DESCRIPTION OF THE TASK: Gather the lines below that include the string "脊柱椎体", copying each in full.

RECORDS TO USE:
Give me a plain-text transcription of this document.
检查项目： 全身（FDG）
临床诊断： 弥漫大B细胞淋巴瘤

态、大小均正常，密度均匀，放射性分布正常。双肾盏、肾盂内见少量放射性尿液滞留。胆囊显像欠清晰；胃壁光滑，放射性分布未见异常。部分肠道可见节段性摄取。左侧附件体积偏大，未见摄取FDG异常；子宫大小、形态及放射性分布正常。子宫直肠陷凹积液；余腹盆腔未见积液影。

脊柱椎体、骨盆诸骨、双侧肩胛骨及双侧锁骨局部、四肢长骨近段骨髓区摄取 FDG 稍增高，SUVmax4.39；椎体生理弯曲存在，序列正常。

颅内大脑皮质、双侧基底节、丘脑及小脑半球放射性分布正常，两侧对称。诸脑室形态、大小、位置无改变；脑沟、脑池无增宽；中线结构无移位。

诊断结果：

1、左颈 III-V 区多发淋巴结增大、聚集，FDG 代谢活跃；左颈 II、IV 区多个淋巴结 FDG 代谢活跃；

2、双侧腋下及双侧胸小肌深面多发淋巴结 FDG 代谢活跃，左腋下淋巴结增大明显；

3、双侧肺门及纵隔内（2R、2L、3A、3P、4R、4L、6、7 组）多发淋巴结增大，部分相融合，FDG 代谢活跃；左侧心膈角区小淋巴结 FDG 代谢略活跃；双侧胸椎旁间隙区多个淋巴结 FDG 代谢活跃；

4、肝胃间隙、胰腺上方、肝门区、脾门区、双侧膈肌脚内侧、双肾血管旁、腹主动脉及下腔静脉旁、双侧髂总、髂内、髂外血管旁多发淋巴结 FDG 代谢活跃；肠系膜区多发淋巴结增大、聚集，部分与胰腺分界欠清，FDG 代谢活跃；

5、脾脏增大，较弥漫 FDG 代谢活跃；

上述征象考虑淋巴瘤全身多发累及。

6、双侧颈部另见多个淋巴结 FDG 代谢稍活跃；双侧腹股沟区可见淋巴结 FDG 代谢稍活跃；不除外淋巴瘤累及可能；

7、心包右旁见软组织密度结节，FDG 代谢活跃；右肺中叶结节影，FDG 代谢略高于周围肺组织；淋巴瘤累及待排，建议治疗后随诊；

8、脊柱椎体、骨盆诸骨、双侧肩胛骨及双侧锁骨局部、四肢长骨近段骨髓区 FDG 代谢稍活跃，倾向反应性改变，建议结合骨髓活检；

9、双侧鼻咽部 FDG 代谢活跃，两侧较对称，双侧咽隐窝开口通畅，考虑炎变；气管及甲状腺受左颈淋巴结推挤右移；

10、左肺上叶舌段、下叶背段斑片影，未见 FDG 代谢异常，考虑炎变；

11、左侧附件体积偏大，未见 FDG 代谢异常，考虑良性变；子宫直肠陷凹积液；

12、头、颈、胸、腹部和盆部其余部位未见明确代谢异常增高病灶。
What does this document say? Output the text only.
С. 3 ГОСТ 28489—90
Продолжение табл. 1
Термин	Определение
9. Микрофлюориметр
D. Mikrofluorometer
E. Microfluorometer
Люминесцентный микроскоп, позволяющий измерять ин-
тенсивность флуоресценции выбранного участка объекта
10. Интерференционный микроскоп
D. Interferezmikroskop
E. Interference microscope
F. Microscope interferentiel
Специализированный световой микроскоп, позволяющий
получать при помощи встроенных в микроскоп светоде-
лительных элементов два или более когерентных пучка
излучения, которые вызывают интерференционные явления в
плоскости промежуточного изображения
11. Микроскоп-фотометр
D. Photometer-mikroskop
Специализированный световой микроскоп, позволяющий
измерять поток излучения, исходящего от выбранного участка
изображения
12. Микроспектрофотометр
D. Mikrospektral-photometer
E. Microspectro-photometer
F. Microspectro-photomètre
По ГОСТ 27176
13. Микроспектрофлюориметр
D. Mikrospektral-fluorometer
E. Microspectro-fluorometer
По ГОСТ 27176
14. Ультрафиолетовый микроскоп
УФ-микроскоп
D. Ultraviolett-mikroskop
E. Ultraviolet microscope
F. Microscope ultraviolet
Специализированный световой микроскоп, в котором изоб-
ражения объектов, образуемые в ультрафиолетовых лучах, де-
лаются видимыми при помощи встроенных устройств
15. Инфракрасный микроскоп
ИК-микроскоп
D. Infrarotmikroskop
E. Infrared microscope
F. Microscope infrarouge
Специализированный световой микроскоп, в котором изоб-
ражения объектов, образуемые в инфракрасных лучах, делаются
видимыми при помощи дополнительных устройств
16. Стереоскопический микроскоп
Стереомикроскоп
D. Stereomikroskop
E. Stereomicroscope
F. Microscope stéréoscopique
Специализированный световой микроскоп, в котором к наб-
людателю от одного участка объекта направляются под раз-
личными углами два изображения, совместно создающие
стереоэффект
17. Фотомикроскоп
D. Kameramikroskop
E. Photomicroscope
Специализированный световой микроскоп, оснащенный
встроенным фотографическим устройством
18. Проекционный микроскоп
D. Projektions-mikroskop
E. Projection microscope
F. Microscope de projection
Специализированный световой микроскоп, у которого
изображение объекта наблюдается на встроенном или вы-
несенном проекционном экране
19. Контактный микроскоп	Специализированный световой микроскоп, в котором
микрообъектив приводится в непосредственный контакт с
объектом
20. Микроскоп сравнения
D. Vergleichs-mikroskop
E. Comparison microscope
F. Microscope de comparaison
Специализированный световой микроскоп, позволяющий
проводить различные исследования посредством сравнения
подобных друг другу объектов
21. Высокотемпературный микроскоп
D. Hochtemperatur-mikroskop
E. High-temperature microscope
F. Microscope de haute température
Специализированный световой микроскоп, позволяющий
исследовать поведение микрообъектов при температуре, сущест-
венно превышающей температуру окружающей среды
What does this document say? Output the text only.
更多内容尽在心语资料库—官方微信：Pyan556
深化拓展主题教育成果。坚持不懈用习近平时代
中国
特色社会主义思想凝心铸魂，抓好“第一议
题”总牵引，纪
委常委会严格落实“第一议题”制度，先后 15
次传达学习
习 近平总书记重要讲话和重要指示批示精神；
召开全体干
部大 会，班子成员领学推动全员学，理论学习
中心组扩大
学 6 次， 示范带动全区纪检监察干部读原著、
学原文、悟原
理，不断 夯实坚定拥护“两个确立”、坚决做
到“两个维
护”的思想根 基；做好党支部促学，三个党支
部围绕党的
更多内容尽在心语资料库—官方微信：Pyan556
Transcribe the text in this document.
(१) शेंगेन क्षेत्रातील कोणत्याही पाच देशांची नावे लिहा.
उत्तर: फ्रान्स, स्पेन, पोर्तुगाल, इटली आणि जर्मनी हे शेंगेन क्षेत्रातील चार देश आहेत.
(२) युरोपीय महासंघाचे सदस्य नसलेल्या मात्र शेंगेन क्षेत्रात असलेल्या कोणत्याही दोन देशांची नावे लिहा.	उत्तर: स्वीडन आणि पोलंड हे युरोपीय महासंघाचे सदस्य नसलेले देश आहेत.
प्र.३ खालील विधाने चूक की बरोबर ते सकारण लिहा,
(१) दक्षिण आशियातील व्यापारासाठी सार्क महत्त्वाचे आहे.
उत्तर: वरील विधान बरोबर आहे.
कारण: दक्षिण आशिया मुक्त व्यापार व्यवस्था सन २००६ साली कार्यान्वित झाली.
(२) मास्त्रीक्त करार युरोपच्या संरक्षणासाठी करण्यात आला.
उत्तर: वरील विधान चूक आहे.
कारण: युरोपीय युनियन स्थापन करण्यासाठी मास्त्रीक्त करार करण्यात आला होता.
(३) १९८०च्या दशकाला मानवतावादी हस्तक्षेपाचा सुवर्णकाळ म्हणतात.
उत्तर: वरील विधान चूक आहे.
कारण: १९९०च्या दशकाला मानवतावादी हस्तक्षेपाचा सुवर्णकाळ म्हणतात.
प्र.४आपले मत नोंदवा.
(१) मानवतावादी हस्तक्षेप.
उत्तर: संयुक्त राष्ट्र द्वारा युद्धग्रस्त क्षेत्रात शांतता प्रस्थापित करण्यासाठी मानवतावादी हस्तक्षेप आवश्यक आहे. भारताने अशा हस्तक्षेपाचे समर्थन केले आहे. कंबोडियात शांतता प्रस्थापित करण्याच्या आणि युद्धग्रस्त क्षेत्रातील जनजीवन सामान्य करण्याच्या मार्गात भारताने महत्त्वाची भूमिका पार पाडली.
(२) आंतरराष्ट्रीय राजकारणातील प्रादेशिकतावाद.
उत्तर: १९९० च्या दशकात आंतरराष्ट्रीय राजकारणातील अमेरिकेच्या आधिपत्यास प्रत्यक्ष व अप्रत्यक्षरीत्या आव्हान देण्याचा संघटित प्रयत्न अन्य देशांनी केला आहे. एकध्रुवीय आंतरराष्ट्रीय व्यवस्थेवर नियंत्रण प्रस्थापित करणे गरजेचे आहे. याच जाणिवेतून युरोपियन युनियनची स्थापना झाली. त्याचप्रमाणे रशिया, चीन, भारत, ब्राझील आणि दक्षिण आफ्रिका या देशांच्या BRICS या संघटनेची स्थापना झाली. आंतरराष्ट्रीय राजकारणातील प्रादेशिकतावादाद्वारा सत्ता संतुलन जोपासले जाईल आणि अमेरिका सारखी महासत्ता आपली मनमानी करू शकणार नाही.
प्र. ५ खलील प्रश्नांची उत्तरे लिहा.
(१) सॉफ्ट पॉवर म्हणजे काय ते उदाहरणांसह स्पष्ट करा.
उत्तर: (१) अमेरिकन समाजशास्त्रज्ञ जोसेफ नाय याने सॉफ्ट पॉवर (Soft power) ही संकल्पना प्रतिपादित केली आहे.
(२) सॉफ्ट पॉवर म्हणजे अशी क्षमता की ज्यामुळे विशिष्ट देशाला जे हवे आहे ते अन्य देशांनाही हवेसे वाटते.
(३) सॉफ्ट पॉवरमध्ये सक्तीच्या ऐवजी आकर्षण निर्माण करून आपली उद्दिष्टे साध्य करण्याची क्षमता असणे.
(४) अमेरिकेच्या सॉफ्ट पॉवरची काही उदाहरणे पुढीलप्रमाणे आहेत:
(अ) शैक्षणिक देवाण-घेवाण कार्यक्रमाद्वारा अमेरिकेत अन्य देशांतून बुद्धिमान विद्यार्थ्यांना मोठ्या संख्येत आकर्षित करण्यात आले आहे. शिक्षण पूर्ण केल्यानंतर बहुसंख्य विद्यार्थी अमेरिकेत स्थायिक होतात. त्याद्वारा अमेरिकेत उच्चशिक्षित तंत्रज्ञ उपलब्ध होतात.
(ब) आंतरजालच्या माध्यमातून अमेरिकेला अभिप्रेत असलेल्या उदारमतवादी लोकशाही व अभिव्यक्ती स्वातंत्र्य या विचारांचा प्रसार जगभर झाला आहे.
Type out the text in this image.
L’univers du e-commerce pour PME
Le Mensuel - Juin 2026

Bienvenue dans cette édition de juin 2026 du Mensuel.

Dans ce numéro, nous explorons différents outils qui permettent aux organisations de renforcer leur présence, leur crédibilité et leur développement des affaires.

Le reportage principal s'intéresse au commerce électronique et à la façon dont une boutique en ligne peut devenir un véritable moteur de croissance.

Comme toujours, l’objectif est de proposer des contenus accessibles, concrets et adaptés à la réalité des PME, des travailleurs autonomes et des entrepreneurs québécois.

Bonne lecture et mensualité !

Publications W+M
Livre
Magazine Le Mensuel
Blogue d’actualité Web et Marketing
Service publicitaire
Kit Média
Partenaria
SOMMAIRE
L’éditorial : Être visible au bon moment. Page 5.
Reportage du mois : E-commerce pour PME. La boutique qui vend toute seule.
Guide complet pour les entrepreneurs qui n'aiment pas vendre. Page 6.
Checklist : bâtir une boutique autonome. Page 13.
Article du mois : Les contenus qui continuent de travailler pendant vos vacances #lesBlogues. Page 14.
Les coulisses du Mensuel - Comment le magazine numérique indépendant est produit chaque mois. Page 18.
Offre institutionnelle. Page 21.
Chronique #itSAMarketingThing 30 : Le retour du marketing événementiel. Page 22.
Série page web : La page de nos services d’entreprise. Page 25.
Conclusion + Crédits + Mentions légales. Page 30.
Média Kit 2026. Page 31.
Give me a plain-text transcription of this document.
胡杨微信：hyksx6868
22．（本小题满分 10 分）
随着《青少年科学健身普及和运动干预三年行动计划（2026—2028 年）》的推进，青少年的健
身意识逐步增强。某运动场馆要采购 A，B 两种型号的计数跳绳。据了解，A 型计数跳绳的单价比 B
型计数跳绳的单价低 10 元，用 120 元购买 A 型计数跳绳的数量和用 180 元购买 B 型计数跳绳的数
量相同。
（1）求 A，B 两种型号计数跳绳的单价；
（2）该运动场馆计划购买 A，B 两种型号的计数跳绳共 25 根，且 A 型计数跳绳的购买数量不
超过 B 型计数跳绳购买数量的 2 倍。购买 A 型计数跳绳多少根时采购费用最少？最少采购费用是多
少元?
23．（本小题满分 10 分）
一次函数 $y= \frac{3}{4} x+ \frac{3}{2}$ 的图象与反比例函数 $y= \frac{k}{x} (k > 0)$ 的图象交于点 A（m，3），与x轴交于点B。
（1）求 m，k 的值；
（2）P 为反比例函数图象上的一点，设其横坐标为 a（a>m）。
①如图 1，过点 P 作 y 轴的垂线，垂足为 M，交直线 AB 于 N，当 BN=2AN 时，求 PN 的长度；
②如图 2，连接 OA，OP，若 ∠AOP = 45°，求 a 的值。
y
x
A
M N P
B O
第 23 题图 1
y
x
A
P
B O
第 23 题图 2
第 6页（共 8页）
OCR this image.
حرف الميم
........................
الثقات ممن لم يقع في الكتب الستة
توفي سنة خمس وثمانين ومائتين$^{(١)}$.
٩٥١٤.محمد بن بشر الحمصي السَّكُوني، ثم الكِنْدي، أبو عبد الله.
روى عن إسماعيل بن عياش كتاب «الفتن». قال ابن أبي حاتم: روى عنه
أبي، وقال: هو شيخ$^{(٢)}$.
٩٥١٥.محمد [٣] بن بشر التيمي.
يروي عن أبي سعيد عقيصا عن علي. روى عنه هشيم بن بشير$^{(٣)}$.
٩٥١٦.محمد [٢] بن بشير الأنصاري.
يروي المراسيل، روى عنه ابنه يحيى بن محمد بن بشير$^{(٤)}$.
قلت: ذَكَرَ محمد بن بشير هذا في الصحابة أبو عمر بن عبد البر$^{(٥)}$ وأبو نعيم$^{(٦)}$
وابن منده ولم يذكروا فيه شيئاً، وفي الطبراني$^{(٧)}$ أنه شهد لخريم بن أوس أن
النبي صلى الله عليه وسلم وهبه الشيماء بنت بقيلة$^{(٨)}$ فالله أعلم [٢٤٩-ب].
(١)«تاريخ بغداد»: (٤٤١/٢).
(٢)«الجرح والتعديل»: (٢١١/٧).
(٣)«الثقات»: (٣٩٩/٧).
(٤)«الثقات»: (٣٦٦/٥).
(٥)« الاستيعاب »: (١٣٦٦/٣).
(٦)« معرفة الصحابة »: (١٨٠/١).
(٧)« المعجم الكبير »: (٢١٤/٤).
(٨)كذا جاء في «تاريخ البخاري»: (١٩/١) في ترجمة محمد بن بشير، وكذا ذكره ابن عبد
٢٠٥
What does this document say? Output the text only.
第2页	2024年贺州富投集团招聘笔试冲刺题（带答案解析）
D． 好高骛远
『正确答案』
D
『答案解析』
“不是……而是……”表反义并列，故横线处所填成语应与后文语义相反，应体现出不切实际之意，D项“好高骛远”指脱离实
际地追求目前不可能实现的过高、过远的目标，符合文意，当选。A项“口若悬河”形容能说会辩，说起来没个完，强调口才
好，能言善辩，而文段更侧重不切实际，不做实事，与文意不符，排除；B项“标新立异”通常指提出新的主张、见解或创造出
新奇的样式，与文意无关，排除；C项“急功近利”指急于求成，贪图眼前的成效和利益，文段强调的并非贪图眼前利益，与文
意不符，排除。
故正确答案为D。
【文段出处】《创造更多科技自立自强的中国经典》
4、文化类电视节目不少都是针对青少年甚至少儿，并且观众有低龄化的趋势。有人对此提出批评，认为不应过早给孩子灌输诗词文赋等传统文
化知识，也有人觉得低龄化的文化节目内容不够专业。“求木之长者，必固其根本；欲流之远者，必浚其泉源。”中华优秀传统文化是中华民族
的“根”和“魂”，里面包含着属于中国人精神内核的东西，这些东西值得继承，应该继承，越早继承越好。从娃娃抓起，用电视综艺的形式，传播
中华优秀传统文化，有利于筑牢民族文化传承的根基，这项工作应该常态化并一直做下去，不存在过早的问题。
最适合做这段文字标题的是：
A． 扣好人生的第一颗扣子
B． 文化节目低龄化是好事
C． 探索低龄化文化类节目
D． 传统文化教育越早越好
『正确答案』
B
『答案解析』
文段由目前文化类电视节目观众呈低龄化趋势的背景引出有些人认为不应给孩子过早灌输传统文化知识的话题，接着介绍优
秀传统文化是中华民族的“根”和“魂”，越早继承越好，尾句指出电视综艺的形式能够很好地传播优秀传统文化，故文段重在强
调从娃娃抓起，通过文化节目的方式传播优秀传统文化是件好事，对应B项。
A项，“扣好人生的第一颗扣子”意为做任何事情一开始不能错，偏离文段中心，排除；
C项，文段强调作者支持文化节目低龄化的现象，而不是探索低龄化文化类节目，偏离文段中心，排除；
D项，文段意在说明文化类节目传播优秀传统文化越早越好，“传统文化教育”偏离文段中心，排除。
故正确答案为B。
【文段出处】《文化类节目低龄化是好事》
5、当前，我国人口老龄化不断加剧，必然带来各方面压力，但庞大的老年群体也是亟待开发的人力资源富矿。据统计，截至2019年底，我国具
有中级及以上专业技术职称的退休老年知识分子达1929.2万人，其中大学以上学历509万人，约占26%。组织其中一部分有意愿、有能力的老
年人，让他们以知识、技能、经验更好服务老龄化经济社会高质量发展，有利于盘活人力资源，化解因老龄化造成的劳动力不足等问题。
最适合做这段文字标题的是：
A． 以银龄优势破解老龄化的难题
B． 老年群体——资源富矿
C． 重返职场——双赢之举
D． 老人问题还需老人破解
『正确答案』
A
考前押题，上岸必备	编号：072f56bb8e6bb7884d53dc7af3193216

SOLUTION:
脊柱椎体、骨盆诸骨、双侧肩胛骨及双侧锁骨局部、四肢长骨近段骨髓区摄取 FDG 稍增高，SUVmax4.39；椎体生理弯曲存在，序列正常。
8、脊柱椎体、骨盆诸骨、双侧肩胛骨及双侧锁骨局部、四肢长骨近段骨髓区 FDG 代谢稍活跃，倾向反应性改变，建议结合骨髓活检；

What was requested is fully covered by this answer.